• _Given instruction_
Exactly and only the lines from the line holding "Read this page and output its text content." to the end of the records should be reproduced. Leave pictures out.

• _The input_
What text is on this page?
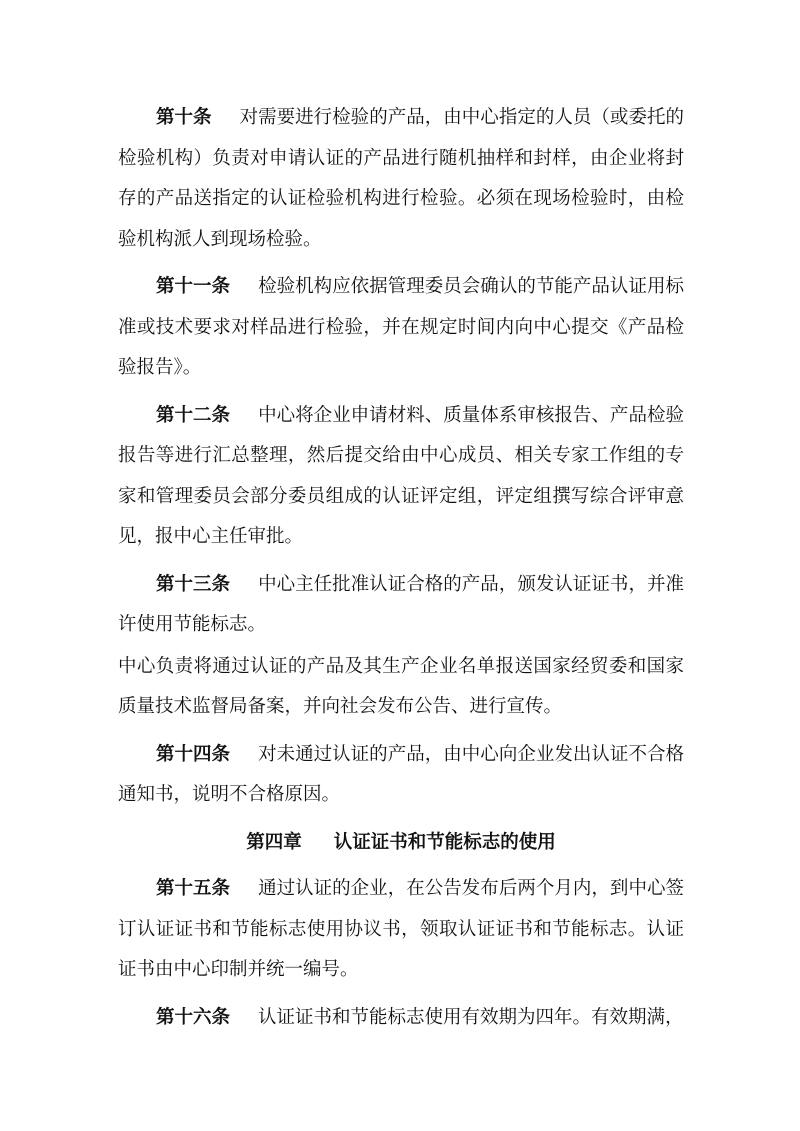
第十条 对需要进行检验的产品，由中心指定的人员（或委托的检验机构）负责对申请认证的产品进行随机抽样和封样，由企业将封存的产品送指定的认证检验机构进行检验。必须在现场检验时，由检验机构派人到现场检验。

第十一条 检验机构应依据管理委员会确认的节能产品认证用标准或技术要求对样品进行检验，并在规定时间内向中心提交《产品检验报告》。

第十二条 中心将企业申请材料、质量体系审核报告、产品检验报告等进行汇总整理，然后提交给由中心成员、相关专家工作组的专家和管理委员会部分委员组成的认证评定组，评定组撰写综合评审意见，报中心主任审批。

第十三条 中心主任批准认证合格的产品，颁发认证证书，并准许使用节能标志。

中心负责将通过认证的产品及其生产企业名单报送国家经贸委和国家质量技术监督局备案，并向社会发布公告、进行宣传。

第十四条 对未通过认证的产品，由中心向企业发出认证不合格通知书，说明不合格原因。

第四章 认证证书和节能标志的使用

第十五条 通过认证的企业，在公告发布后两个月内，到中心签订认证证书和节能标志使用协议书，领取认证证书和节能标志。认证证书由中心印制并统一编号。

第十六条 认证证书和节能标志使用有效期为四年。有效期满，
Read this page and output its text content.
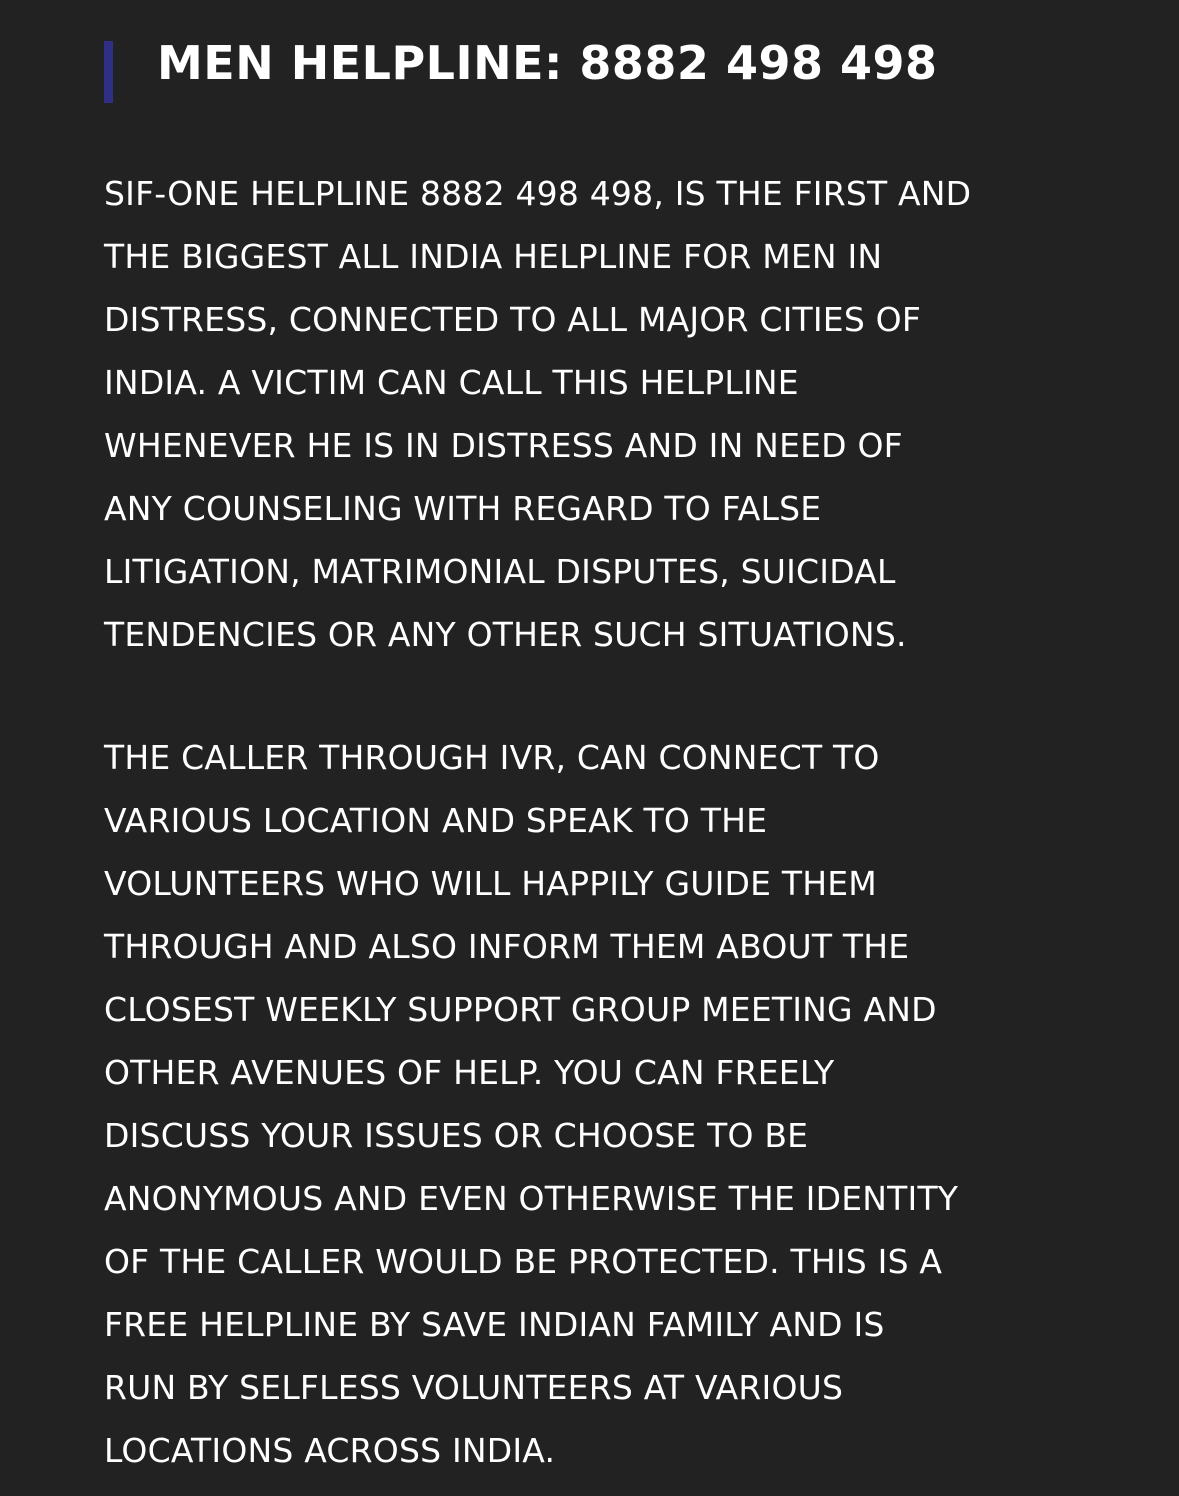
MEN HELPLINE: 8882 498 498
SIF-ONE HELPLINE 8882 498 498, IS THE FIRST AND
THE BIGGEST ALL INDIA HELPLINE FOR MEN IN
DISTRESS, CONNECTED TO ALL MAJOR CITIES OF
INDIA. A VICTIM CAN CALL THIS HELPLINE
WHENEVER HE IS IN DISTRESS AND IN NEED OF
ANY COUNSELING WITH REGARD TO FALSE
LITIGATION, MATRIMONIAL DISPUTES, SUICIDAL
TENDENCIES OR ANY OTHER SUCH SITUATIONS.
THE CALLER THROUGH IVR, CAN CONNECT TO
VARIOUS LOCATION AND SPEAK TO THE
VOLUNTEERS WHO WILL HAPPILY GUIDE THEM
THROUGH AND ALSO INFORM THEM ABOUT THE
CLOSEST WEEKLY SUPPORT GROUP MEETING AND
OTHER AVENUES OF HELP. YOU CAN FREELY
DISCUSS YOUR ISSUES OR CHOOSE TO BE
ANONYMOUS AND EVEN OTHERWISE THE IDENTITY
OF THE CALLER WOULD BE PROTECTED. THIS IS A
FREE HELPLINE BY SAVE INDIAN FAMILY AND IS
RUN BY SELFLESS VOLUNTEERS AT VARIOUS
LOCATIONS ACROSS INDIA.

• _Response_
Read this page and output its text content.
MEN HELPLINE: 8882 498 498
SIF-ONE HELPLINE 8882 498 498, IS THE FIRST AND
THE BIGGEST ALL INDIA HELPLINE FOR MEN IN
DISTRESS, CONNECTED TO ALL MAJOR CITIES OF
INDIA. A VICTIM CAN CALL THIS HELPLINE
WHENEVER HE IS IN DISTRESS AND IN NEED OF
ANY COUNSELING WITH REGARD TO FALSE
LITIGATION, MATRIMONIAL DISPUTES, SUICIDAL
TENDENCIES OR ANY OTHER SUCH SITUATIONS.
THE CALLER THROUGH IVR, CAN CONNECT TO
VARIOUS LOCATION AND SPEAK TO THE
VOLUNTEERS WHO WILL HAPPILY GUIDE THEM
THROUGH AND ALSO INFORM THEM ABOUT THE
CLOSEST WEEKLY SUPPORT GROUP MEETING AND
OTHER AVENUES OF HELP. YOU CAN FREELY
DISCUSS YOUR ISSUES OR CHOOSE TO BE
ANONYMOUS AND EVEN OTHERWISE THE IDENTITY
OF THE CALLER WOULD BE PROTECTED. THIS IS A
FREE HELPLINE BY SAVE INDIAN FAMILY AND IS
RUN BY SELFLESS VOLUNTEERS AT VARIOUS
LOCATIONS ACROSS INDIA.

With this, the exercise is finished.